## Work to complete
Reproduce each record exactly.

(Figure record extracts)
──────────
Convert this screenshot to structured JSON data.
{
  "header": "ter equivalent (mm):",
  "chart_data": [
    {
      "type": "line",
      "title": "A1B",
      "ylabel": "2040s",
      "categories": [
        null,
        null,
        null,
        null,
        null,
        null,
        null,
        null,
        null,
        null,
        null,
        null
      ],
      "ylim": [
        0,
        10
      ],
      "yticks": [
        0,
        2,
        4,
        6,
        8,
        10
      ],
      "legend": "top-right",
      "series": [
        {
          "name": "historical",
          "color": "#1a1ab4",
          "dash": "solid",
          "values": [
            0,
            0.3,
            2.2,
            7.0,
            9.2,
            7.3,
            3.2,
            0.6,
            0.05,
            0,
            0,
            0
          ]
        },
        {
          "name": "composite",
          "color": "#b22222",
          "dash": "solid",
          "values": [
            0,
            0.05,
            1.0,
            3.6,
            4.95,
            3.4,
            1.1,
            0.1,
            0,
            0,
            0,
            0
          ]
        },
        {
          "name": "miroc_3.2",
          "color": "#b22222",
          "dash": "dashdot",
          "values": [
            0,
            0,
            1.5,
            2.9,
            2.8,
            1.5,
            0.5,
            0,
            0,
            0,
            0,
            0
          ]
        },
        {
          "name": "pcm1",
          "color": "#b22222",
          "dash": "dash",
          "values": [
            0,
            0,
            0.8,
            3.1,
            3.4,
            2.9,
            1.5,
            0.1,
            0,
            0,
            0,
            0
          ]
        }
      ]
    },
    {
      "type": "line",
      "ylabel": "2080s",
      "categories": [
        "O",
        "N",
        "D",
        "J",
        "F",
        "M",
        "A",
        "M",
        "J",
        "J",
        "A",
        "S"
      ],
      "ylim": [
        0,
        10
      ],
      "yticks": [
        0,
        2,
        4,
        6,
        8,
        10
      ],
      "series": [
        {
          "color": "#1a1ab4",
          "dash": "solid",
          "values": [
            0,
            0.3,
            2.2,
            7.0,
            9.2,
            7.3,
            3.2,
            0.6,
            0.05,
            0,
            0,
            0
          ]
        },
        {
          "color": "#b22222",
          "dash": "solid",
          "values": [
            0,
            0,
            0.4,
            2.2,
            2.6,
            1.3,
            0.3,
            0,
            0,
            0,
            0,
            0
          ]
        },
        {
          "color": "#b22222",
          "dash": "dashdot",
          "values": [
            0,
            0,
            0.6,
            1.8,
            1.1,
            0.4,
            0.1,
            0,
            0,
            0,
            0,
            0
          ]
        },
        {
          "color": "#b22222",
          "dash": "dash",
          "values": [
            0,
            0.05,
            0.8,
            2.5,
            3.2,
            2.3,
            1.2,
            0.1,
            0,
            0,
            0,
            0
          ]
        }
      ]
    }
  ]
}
──────────
## Written response
Convert this screenshot to structured JSON data.
{
  "header": "ter equivalent (mm):",
  "chart_data": [
    {
      "type": "line",
      "title": "A1B",
      "ylabel": "2040s",
      "categories": [
        null,
        null,
        null,
        null,
        null,
        null,
        null,
        null,
        null,
        null,
        null,
        null
      ],
      "ylim": [
        0,
        10
      ],
      "yticks": [
        0,
        2,
        4,
        6,
        8,
        10
      ],
      "legend": "top-right",
      "series": [
        {
          "name": "historical",
          "color": "#1a1ab4",
          "dash": "solid",
          "values": [
            0,
            0.3,
            2.2,
            7.0,
            9.2,
            7.3,
            3.2,
            0.6,
            0.05,
            0,
            0,
            0
          ]
        },
        {
          "name": "composite",
          "color": "#b22222",
          "dash": "solid",
          "values": [
            0,
            0.05,
            1.0,
            3.6,
            4.95,
            3.4,
            1.1,
            0.1,
            0,
            0,
            0,
            0
          ]
        },
        {
          "name": "miroc_3.2",
          "color": "#b22222",
          "dash": "dashdot",
          "values": [
            0,
            0,
            1.5,
            2.9,
            2.8,
            1.5,
            0.5,
            0,
            0,
            0,
            0,
            0
          ]
        },
        {
          "name": "pcm1",
          "color": "#b22222",
          "dash": "dash",
          "values": [
            0,
            0,
            0.8,
            3.1,
            3.4,
            2.9,
            1.5,
            0.1,
            0,
            0,
            0,
            0
          ]
        }
      ]
    },
    {
      "type": "line",
      "ylabel": "2080s",
      "categories": [
        "O",
        "N",
        "D",
        "J",
        "F",
        "M",
        "A",
        "M",
        "J",
        "J",
        "A",
        "S"
      ],
      "ylim": [
        0,
        10
      ],
      "yticks": [
        0,
        2,
        4,
        6,
        8,
        10
      ],
      "series": [
        {
          "color": "#1a1ab4",
          "dash": "solid",
          "values": [
            0,
            0.3,
            2.2,
            7.0,
            9.2,
            7.3,
            3.2,
            0.6,
            0.05,
            0,
            0,
            0
          ]
        },
        {
          "color": "#b22222",
          "dash": "solid",
          "values": [
            0,
            0,
            0.4,
            2.2,
            2.6,
            1.3,
            0.3,
            0,
            0,
            0,
            0,
            0
          ]
        },
        {
          "color": "#b22222",
          "dash": "dashdot",
          "values": [
            0,
            0,
            0.6,
            1.8,
            1.1,
            0.4,
            0.1,
            0,
            0,
            0,
            0,
            0
          ]
        },
        {
          "color": "#b22222",
          "dash": "dash",
          "values": [
            0,
            0.05,
            0.8,
            2.5,
            3.2,
            2.3,
            1.2,
            0.1,
            0,
            0,
            0,
            0
          ]
        }
      ]
    }
  ]
}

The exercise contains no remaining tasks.